-- begin EXCERPTED RECORDS --

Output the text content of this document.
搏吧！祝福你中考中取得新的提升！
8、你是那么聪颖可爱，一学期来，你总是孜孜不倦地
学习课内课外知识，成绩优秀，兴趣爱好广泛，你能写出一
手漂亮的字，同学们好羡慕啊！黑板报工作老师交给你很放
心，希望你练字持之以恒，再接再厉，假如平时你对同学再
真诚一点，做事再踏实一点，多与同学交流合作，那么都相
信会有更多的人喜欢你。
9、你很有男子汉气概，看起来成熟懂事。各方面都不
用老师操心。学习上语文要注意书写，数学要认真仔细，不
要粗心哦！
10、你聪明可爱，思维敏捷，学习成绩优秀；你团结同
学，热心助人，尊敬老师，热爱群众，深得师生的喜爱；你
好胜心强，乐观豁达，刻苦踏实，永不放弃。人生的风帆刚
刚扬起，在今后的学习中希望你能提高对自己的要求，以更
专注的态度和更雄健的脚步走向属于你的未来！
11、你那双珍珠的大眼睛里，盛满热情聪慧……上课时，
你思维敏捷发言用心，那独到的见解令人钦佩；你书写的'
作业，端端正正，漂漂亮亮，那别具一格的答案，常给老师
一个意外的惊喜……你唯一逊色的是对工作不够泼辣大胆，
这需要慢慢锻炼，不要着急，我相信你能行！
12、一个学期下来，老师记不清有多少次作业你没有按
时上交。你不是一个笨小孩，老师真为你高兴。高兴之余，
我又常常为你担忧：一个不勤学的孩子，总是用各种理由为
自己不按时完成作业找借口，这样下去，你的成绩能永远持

-- end EXCERPTED RECORDS --
-- begin EXCERPTED RECORDS --

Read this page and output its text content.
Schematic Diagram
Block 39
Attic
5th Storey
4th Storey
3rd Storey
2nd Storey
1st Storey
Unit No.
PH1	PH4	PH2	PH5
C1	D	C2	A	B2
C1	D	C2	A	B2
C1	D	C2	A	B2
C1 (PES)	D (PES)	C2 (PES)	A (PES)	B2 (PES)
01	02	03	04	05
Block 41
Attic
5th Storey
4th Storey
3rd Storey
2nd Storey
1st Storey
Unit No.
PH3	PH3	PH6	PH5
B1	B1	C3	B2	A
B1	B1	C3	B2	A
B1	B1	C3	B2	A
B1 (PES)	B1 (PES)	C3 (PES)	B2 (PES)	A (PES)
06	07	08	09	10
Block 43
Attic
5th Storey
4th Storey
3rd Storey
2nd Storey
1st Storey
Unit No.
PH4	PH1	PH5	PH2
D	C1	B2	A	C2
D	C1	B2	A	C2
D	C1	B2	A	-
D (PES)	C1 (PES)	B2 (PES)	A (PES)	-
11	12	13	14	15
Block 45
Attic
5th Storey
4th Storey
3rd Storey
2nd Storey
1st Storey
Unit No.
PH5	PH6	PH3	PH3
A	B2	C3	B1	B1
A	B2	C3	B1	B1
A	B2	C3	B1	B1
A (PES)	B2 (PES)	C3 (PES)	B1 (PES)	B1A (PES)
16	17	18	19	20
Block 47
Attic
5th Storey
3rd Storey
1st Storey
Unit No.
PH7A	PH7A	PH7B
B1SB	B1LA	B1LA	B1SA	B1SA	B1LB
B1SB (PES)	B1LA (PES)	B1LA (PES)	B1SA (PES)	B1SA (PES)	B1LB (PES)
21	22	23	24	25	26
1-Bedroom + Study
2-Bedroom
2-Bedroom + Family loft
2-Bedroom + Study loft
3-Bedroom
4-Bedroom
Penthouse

-- end EXCERPTED RECORDS --

**EXERCISE**
Identify and extract each line of the listing that contains "Block".

**OUTPUT FOR THIS EXERCISE**
Block 39
Block 41
Block 43
Block 45
Block 47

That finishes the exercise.